Switching between free(t2.micro) and paid(p2.xlarge) on AWS

arjunrajkumar · October 31, 2017, 1:37pm

Hey!

I’ve setup both t2.micro and p2.xlarge instances on my AWS.

I git cloned the fast.ai lesson while I was on the (free) t2.micro instance. The directories and all the lessons appear on my AWS instance (ubuntu@ip-ABC:~$.) terminal. But when I stop the t2.micro instance and switch to the p2.xlarge instance, the local bash termianl (ubuntu@ip:-XYZ~$) IP changes and none of the directories which I cloned in the previous t2.micro is available on the p2.xlarge.

Does this mean I have to to git clone the fast.ai repo again? I wanted to just experiment and play on the free instance and only switch to the p2.xlarge while needing GPUs. Thought that whatever directories/notebooks I created on the t2.micro will automatically be there when I shift to the p2.xlarge. But that is not happening. Am I doing something wrong? Or is this how it works where each instance is like a new directory by itself. New to this - so just testing AWS. Help please. Thanks!

schumi · October 31, 2017, 1:53pm

Yes. The local disk on the free-tier will be wipe out when you terminate the t2 instance.

You can use a S3 bucket for the git repo or a EBS (elastic block store) volume in order to have your data with any AWS instances.

Steeve

Vishucyrus · October 31, 2017, 1:54pm

Hi @arjunrajkumar … As per my knowledge both the instances are separate from each other. It’s like two different computers. So if do something on one computer the other one is totally unaware about it. That’s why when you git cloned the repo on t2.micro instance , it didn’t get transferred on p3.xlarge as they both are different from each other in terms of memory and locations. There is no inner connection between them. Hope it explains ur situation.

arjunrajkumar · October 31, 2017, 1:56pm

Hi Steeve… It isn’t getting wiped out - as when I log back into the t2 instance, the directories are still there.

arjunrajkumar · October 31, 2017, 1:56pm

Thanks! Makes sense.

Vishucyrus · October 31, 2017, 1:57pm

Yeah the directories will be there of course. Apply the two different computers analogy.

schumi · October 31, 2017, 1:58pm

It will be wiped out if you terminate the instance.

beecoder · October 31, 2017, 1:59pm

Hey @arjunrajkumar, I think you’ll need to reclone the dir structure in each instance, unless you create some kind of persistent storage on AWS.

## Given information

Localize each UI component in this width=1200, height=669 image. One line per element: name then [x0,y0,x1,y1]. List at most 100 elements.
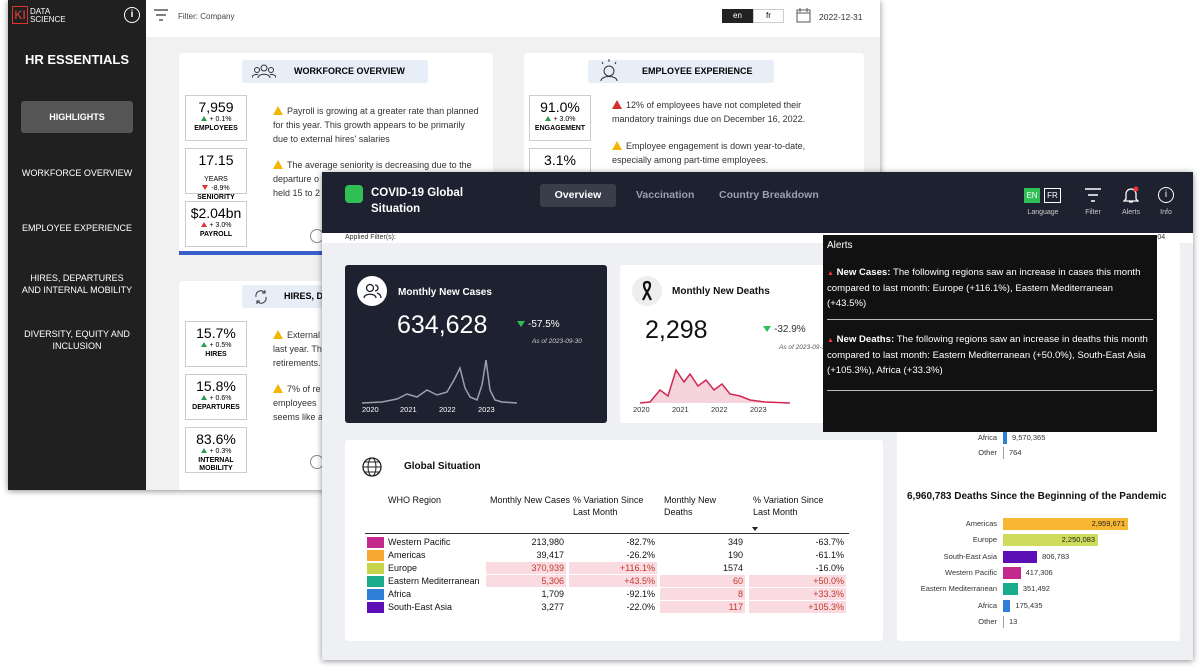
---
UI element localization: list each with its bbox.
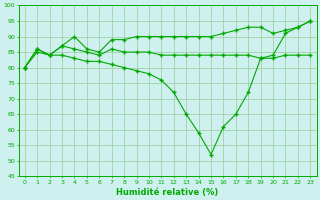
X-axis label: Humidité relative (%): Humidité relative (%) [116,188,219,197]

## Set of tasks
1. Write out the AWS thread from "Hi @arjunrajkumar …" to "different computers analogy.".
2. Answer these questions about the AWS thread.
(a) Which two AWS storage options does schumi suggest for keeping data available to any instance?
(b) What analogy does Vishucyrus use to describe the two instances?
(c) According to schumi, under what condition will the local disk be wiped out?

## Written answers
1.
Hi @arjunrajkumar … As per my knowledge both the instances are separate from each other. It’s like two different computers. So if do something on one computer the other one is totally unaware about it. That’s why when you git cloned the repo on t2.micro instance , it didn’t get transferred on p3.xlarge as they both are different from each other in terms of memory and locations. There is no inner connection between them. Hope it explains ur situation.

arjunrajkumar · October 31, 2017, 1:56pm

Hi Steeve… It isn’t getting wiped out - as when I log back into the t2 instance, the directories are still there.

arjunrajkumar · October 31, 2017, 1:56pm

Thanks! Makes sense.

Vishucyrus · October 31, 2017, 1:57pm

Yeah the directories will be there of course. Apply the two different computers analogy.

2.
(a) An S3 bucket or an EBS (elastic block store) volume.
(b) Two different computers.
(c) When the instance is terminated.